● **STATED GOAL**: Pictures should be excluded; otherwise, copy every entry exactly.

[start DATA EXCERPTS]

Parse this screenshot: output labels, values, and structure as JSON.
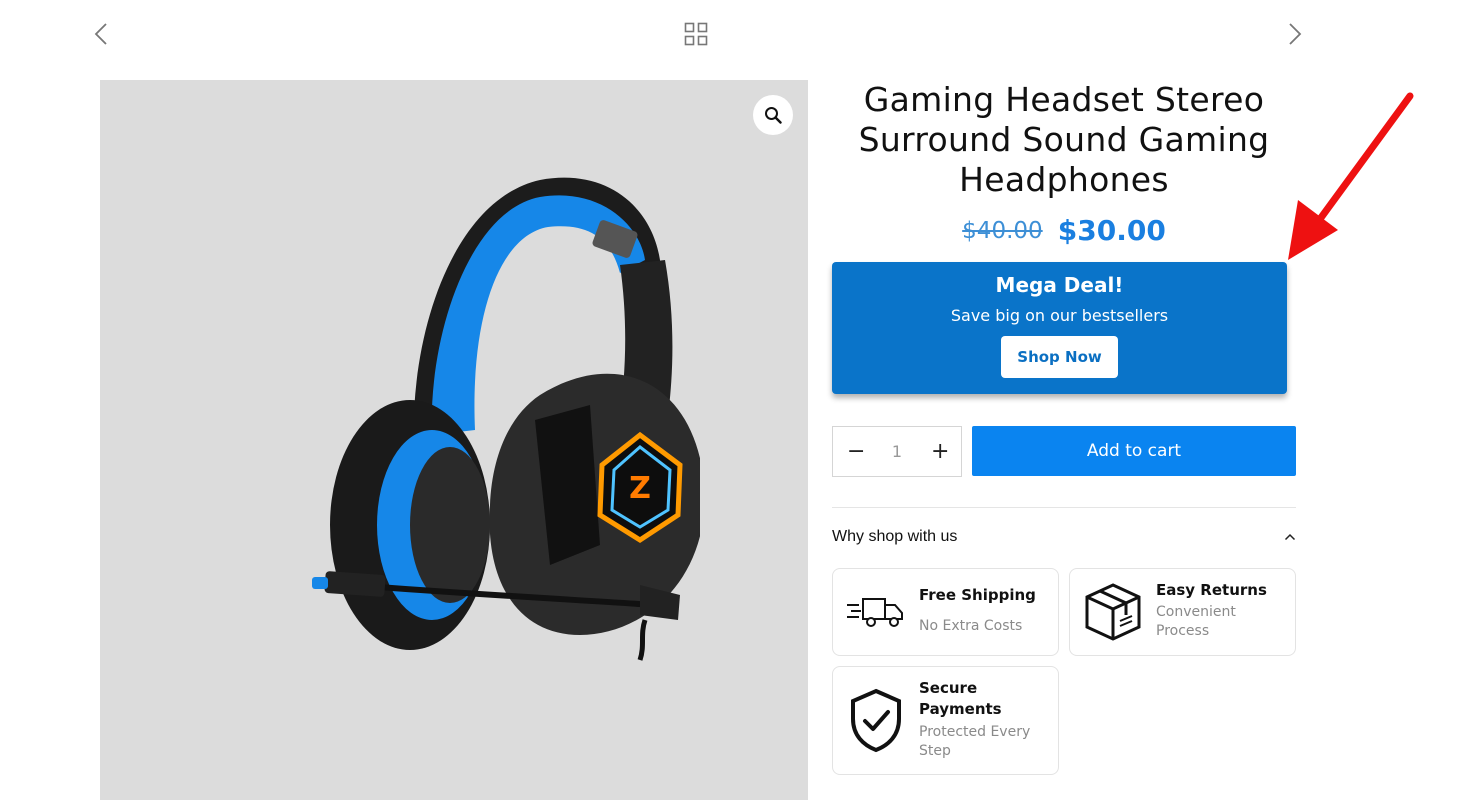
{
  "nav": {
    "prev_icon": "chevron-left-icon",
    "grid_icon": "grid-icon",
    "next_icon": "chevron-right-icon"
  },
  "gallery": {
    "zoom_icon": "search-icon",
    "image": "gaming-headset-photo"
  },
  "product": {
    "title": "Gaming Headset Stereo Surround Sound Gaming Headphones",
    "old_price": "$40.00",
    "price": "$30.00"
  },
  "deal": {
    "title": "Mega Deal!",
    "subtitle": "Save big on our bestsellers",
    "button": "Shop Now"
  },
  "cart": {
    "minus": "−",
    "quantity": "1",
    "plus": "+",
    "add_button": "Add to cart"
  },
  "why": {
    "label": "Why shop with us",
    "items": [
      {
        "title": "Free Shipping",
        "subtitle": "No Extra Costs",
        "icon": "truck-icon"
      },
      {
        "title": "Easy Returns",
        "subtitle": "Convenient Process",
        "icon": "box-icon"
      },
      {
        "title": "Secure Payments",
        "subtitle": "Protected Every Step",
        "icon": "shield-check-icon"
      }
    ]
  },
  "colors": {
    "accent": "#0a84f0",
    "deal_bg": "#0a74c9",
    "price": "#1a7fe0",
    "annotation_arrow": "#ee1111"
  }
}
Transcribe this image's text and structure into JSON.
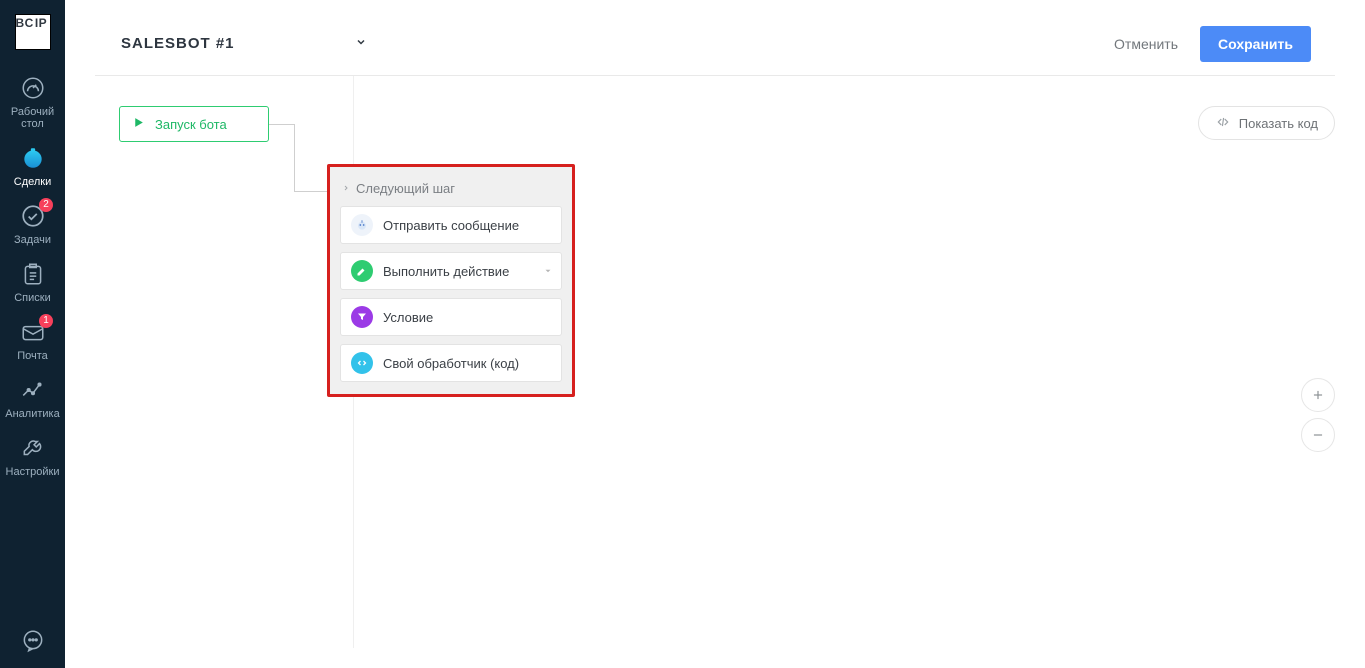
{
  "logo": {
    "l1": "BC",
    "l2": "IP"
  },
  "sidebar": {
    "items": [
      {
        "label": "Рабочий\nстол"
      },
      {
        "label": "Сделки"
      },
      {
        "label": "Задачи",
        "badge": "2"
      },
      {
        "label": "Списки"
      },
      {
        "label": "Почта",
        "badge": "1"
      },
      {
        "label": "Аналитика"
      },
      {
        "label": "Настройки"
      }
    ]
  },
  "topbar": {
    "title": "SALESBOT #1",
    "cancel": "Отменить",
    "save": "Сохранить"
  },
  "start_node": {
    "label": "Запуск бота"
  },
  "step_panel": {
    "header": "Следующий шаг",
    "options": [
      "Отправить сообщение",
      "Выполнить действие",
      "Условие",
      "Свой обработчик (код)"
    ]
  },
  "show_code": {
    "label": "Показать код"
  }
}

[end DATA EXCERPTS]

● **RESPONSE**:
Parse this screenshot: output labels, values, and structure as JSON.
{
  "nav": {
    "prev_icon": "chevron-left-icon",
    "grid_icon": "grid-icon",
    "next_icon": "chevron-right-icon"
  },
  "gallery": {
    "zoom_icon": "search-icon",
    "image": "gaming-headset-photo"
  },
  "product": {
    "title": "Gaming Headset Stereo Surround Sound Gaming Headphones",
    "old_price": "$40.00",
    "price": "$30.00"
  },
  "deal": {
    "title": "Mega Deal!",
    "subtitle": "Save big on our bestsellers",
    "button": "Shop Now"
  },
  "cart": {
    "minus": "−",
    "quantity": "1",
    "plus": "+",
    "add_button": "Add to cart"
  },
  "why": {
    "label": "Why shop with us",
    "items": [
      {
        "title": "Free Shipping",
        "subtitle": "No Extra Costs",
        "icon": "truck-icon"
      },
      {
        "title": "Easy Returns",
        "subtitle": "Convenient Process",
        "icon": "box-icon"
      },
      {
        "title": "Secure Payments",
        "subtitle": "Protected Every Step",
        "icon": "shield-check-icon"
      }
    ]
  },
  "colors": {
    "accent": "#0a84f0",
    "deal_bg": "#0a74c9",
    "price": "#1a7fe0",
    "annotation_arrow": "#ee1111"
  }
}
Transcribe this image's text and structure into JSON.
{
  "logo": {
    "l1": "BC",
    "l2": "IP"
  },
  "sidebar": {
    "items": [
      {
        "label": "Рабочий\nстол"
      },
      {
        "label": "Сделки"
      },
      {
        "label": "Задачи",
        "badge": "2"
      },
      {
        "label": "Списки"
      },
      {
        "label": "Почта",
        "badge": "1"
      },
      {
        "label": "Аналитика"
      },
      {
        "label": "Настройки"
      }
    ]
  },
  "topbar": {
    "title": "SALESBOT #1",
    "cancel": "Отменить",
    "save": "Сохранить"
  },
  "start_node": {
    "label": "Запуск бота"
  },
  "step_panel": {
    "header": "Следующий шаг",
    "options": [
      "Отправить сообщение",
      "Выполнить действие",
      "Условие",
      "Свой обработчик (код)"
    ]
  },
  "show_code": {
    "label": "Показать код"
  }
}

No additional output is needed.